Scan the records for the string "good"; copy each line where it occurs.

*Stored data*.
========

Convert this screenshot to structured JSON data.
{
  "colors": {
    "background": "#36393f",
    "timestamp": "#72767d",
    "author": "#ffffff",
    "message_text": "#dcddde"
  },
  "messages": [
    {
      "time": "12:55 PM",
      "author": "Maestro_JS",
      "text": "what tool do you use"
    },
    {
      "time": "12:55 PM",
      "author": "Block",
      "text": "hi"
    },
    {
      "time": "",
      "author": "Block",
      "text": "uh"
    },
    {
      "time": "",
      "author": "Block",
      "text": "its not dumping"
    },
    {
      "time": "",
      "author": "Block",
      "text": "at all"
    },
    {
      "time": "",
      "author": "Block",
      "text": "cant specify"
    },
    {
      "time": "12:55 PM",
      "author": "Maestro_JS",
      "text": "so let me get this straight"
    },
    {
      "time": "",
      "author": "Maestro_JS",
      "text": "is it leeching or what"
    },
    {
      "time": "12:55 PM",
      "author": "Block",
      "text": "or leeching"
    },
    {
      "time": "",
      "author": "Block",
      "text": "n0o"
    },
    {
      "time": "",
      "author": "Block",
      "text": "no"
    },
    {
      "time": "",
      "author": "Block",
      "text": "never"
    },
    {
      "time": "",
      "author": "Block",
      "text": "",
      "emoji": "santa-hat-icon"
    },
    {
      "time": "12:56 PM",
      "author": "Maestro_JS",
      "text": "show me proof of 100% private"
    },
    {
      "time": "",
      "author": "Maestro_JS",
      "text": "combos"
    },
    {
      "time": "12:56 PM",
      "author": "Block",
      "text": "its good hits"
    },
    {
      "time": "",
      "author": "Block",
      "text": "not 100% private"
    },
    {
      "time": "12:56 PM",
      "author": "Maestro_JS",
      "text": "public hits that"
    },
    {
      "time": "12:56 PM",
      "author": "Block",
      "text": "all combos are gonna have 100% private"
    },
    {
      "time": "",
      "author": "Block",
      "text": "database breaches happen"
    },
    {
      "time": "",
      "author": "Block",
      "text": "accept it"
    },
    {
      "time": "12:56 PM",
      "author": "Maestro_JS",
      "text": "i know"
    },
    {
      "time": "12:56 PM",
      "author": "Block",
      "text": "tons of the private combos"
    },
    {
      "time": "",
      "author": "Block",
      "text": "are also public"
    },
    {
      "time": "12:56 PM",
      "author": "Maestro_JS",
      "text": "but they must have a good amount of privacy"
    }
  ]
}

========

*Task response*.
      "text": "its good hits"
      "text": "but they must have a good amount of privacy"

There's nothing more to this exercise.